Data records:
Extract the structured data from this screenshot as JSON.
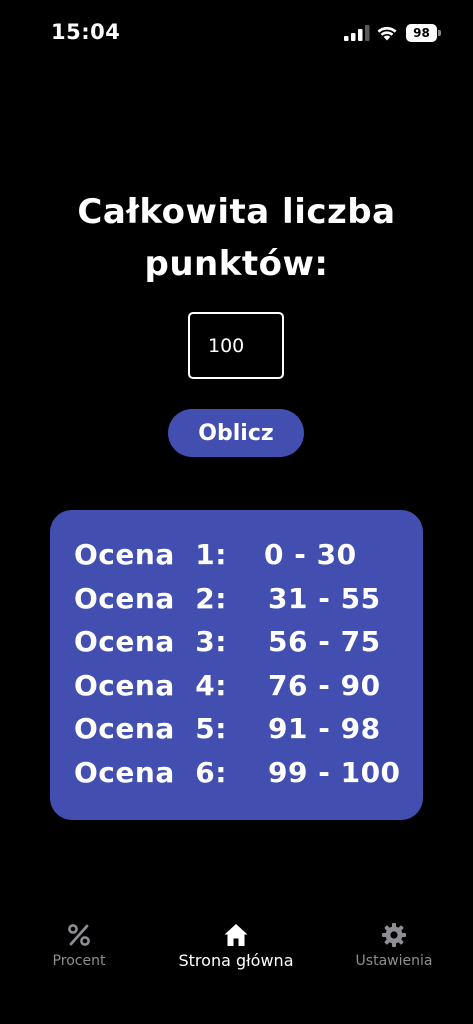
{
  "status_bar": {
    "time": "15:04",
    "battery": "98"
  },
  "main": {
    "title": "Całkowita liczba punktów:",
    "points_input_value": "100",
    "calculate_button_label": "Oblicz"
  },
  "results": [
    {
      "label": "Ocena  1:",
      "range": "0 - 30"
    },
    {
      "label": "Ocena  2:",
      "range": "31 - 55"
    },
    {
      "label": "Ocena  3:",
      "range": "56 - 75"
    },
    {
      "label": "Ocena  4:",
      "range": "76 - 90"
    },
    {
      "label": "Ocena  5:",
      "range": "91 - 98"
    },
    {
      "label": "Ocena  6:",
      "range": "99 - 100"
    }
  ],
  "tabs": [
    {
      "label": "Procent",
      "icon": "percent-icon",
      "active": false
    },
    {
      "label": "Strona główna",
      "icon": "home-icon",
      "active": true
    },
    {
      "label": "Ustawienia",
      "icon": "gear-icon",
      "active": false
    }
  ],
  "colors": {
    "background": "#000000",
    "accent": "#424eb0",
    "inactive_tab": "#8e8e93",
    "text": "#ffffff"
  }
}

What to produce
Where a line of the data holds "Ocena", show that line.

Correct result
      "label": "Ocena  1:",
      "label": "Ocena  2:",
      "label": "Ocena  3:",
      "label": "Ocena  4:",
      "label": "Ocena  5:",
      "label": "Ocena  6:",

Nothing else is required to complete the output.